* begin RAW DATA *
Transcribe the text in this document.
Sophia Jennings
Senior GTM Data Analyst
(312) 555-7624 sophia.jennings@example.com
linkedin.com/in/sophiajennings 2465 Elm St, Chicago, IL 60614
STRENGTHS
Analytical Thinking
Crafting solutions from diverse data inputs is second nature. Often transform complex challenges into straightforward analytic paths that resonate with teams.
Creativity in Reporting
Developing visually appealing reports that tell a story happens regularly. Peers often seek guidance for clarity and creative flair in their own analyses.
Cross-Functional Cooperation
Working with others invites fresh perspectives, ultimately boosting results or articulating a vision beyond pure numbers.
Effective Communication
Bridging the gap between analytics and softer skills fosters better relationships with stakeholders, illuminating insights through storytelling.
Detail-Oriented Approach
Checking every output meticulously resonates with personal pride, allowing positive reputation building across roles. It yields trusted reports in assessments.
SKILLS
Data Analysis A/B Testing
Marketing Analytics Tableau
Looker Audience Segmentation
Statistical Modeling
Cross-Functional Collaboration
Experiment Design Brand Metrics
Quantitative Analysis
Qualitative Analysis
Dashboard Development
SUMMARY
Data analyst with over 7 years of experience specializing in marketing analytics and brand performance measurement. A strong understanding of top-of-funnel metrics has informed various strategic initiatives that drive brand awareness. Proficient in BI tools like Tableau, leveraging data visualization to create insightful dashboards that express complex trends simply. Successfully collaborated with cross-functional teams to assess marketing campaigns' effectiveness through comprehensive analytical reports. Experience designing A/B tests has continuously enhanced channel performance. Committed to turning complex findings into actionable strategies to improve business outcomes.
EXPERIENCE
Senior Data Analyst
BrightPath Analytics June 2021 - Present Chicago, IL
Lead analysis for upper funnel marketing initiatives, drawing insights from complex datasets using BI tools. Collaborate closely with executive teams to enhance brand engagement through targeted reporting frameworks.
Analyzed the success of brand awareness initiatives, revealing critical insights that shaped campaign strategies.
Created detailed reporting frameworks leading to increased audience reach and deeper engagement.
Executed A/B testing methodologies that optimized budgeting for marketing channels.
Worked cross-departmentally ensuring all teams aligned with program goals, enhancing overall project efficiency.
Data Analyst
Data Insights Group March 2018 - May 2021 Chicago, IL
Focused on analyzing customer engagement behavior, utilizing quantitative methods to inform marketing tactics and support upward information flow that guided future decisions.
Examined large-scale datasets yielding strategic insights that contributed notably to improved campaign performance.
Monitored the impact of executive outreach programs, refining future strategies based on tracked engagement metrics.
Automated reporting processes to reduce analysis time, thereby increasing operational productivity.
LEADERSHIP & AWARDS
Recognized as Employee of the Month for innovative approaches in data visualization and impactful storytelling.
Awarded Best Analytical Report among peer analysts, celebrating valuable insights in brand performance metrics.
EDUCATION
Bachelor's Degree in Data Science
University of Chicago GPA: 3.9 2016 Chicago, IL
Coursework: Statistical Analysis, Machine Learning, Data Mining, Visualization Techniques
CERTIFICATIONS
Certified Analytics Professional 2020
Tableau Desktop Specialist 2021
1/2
* end RAW DATA *
→ WHAT IS BEING ASKED:
Retype the records in full. Keep every line identical to the original.

→ RESULT:
Transcribe the text in this document.
Sophia Jennings
Senior GTM Data Analyst
(312) 555-7624 sophia.jennings@example.com
linkedin.com/in/sophiajennings 2465 Elm St, Chicago, IL 60614
STRENGTHS
Analytical Thinking
Crafting solutions from diverse data inputs is second nature. Often transform complex challenges into straightforward analytic paths that resonate with teams.
Creativity in Reporting
Developing visually appealing reports that tell a story happens regularly. Peers often seek guidance for clarity and creative flair in their own analyses.
Cross-Functional Cooperation
Working with others invites fresh perspectives, ultimately boosting results or articulating a vision beyond pure numbers.
Effective Communication
Bridging the gap between analytics and softer skills fosters better relationships with stakeholders, illuminating insights through storytelling.
Detail-Oriented Approach
Checking every output meticulously resonates with personal pride, allowing positive reputation building across roles. It yields trusted reports in assessments.
SKILLS
Data Analysis A/B Testing
Marketing Analytics Tableau
Looker Audience Segmentation
Statistical Modeling
Cross-Functional Collaboration
Experiment Design Brand Metrics
Quantitative Analysis
Qualitative Analysis
Dashboard Development
SUMMARY
Data analyst with over 7 years of experience specializing in marketing analytics and brand performance measurement. A strong understanding of top-of-funnel metrics has informed various strategic initiatives that drive brand awareness. Proficient in BI tools like Tableau, leveraging data visualization to create insightful dashboards that express complex trends simply. Successfully collaborated with cross-functional teams to assess marketing campaigns' effectiveness through comprehensive analytical reports. Experience designing A/B tests has continuously enhanced channel performance. Committed to turning complex findings into actionable strategies to improve business outcomes.
EXPERIENCE
Senior Data Analyst
BrightPath Analytics June 2021 - Present Chicago, IL
Lead analysis for upper funnel marketing initiatives, drawing insights from complex datasets using BI tools. Collaborate closely with executive teams to enhance brand engagement through targeted reporting frameworks.
Analyzed the success of brand awareness initiatives, revealing critical insights that shaped campaign strategies.
Created detailed reporting frameworks leading to increased audience reach and deeper engagement.
Executed A/B testing methodologies that optimized budgeting for marketing channels.
Worked cross-departmentally ensuring all teams aligned with program goals, enhancing overall project efficiency.
Data Analyst
Data Insights Group March 2018 - May 2021 Chicago, IL
Focused on analyzing customer engagement behavior, utilizing quantitative methods to inform marketing tactics and support upward information flow that guided future decisions.
Examined large-scale datasets yielding strategic insights that contributed notably to improved campaign performance.
Monitored the impact of executive outreach programs, refining future strategies based on tracked engagement metrics.
Automated reporting processes to reduce analysis time, thereby increasing operational productivity.
LEADERSHIP & AWARDS
Recognized as Employee of the Month for innovative approaches in data visualization and impactful storytelling.
Awarded Best Analytical Report among peer analysts, celebrating valuable insights in brand performance metrics.
EDUCATION
Bachelor's Degree in Data Science
University of Chicago GPA: 3.9 2016 Chicago, IL
Coursework: Statistical Analysis, Machine Learning, Data Mining, Visualization Techniques
CERTIFICATIONS
Certified Analytics Professional 2020
Tableau Desktop Specialist 2021
1/2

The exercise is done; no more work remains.